### [EXERCISE GOAL]
Please reproduce the records unchanged, starting with their first line and going on through the line that contains "nav-home[interactable]: Home (100, 104, 194, 144)", both ends included.
^^^^^^^^^^^^^^^^
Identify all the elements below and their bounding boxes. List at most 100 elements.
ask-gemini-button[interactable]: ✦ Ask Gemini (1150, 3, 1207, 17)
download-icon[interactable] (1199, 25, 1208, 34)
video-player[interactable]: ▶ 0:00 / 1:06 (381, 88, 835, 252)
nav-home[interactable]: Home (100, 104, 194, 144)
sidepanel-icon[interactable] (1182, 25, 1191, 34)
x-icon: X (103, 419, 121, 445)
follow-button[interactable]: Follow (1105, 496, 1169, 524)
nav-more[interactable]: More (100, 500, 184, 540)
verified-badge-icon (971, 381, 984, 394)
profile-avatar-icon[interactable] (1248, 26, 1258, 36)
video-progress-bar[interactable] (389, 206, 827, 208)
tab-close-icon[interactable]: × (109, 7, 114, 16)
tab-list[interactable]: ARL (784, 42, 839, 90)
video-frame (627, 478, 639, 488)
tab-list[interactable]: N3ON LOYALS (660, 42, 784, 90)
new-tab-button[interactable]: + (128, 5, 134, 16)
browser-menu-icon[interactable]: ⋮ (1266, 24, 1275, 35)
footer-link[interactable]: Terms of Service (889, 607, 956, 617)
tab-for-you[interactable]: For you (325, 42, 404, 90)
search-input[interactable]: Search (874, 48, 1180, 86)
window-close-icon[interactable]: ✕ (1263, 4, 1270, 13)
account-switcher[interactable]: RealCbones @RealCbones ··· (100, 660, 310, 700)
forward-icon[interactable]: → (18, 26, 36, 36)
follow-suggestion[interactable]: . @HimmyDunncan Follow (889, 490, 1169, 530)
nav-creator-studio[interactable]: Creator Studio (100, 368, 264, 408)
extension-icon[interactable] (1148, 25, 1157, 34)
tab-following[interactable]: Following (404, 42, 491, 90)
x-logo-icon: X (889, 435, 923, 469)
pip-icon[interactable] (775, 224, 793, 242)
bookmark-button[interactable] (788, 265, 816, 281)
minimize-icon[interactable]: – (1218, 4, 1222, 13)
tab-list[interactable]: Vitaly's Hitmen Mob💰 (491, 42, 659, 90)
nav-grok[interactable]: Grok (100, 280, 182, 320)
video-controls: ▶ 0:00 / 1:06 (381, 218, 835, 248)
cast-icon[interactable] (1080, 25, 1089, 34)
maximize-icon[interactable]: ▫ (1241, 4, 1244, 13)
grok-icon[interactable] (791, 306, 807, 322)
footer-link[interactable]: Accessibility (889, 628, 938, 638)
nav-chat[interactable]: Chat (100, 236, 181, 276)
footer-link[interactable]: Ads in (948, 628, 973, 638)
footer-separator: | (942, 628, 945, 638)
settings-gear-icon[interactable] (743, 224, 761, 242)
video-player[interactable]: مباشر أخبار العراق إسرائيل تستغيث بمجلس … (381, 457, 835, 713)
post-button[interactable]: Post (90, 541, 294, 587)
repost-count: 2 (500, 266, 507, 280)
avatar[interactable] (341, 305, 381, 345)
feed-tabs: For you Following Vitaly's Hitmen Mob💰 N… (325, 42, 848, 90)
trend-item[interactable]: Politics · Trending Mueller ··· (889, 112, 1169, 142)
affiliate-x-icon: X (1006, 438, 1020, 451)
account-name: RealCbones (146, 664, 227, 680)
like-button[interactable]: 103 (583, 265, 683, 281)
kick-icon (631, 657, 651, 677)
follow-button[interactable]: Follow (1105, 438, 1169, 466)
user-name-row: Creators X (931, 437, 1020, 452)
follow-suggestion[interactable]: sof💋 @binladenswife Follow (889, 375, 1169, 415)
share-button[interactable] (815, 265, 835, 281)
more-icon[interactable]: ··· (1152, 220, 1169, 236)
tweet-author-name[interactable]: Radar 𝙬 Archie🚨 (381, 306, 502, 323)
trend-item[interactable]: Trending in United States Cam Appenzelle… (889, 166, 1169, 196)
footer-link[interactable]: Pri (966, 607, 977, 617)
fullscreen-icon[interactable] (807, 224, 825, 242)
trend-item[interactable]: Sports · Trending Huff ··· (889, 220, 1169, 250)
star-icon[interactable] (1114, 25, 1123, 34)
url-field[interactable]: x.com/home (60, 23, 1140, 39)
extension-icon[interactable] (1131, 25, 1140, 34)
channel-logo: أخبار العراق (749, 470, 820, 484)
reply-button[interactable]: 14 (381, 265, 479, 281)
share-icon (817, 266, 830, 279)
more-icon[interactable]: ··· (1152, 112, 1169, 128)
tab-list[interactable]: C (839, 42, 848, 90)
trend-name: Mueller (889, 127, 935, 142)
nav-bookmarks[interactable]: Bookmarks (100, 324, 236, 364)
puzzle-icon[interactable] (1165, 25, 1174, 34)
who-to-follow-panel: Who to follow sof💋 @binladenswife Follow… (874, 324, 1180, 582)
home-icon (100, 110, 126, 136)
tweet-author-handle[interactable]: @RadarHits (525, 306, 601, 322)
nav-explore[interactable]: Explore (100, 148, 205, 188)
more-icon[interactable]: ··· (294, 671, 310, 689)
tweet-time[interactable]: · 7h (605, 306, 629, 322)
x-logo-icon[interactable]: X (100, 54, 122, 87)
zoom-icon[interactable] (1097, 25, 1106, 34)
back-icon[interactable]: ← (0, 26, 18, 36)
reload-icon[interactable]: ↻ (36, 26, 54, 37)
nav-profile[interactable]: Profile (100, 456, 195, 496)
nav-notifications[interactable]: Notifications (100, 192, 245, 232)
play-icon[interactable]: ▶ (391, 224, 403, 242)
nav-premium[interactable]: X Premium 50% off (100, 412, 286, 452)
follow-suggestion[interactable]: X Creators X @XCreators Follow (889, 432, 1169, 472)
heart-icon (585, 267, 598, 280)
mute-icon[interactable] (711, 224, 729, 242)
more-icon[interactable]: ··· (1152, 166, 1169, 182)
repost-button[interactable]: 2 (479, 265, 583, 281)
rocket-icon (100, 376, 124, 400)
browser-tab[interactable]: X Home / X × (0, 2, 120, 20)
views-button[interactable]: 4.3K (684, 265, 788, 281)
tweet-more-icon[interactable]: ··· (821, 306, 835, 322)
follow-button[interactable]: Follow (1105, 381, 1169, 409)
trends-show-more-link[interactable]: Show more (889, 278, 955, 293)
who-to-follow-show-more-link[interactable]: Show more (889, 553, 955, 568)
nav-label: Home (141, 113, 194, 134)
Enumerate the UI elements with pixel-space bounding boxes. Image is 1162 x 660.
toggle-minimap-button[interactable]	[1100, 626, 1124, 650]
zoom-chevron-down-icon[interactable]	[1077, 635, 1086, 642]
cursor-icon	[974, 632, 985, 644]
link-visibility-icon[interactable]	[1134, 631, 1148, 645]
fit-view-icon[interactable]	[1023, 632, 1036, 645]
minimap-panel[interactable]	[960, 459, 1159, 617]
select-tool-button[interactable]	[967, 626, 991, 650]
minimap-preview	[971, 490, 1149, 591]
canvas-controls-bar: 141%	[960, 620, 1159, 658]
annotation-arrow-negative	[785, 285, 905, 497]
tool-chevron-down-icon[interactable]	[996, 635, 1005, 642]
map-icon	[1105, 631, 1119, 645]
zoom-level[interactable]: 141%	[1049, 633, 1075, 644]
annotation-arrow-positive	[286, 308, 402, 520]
^^^^^^^^^^^^^^^^
### [OUTPUT FOR THIS TASK]
Identify all the elements below and their bounding boxes. List at most 100 elements.
ask-gemini-button[interactable]: ✦ Ask Gemini (1150, 3, 1207, 17)
download-icon[interactable] (1199, 25, 1208, 34)
video-player[interactable]: ▶ 0:00 / 1:06 (381, 88, 835, 252)
nav-home[interactable]: Home (100, 104, 194, 144)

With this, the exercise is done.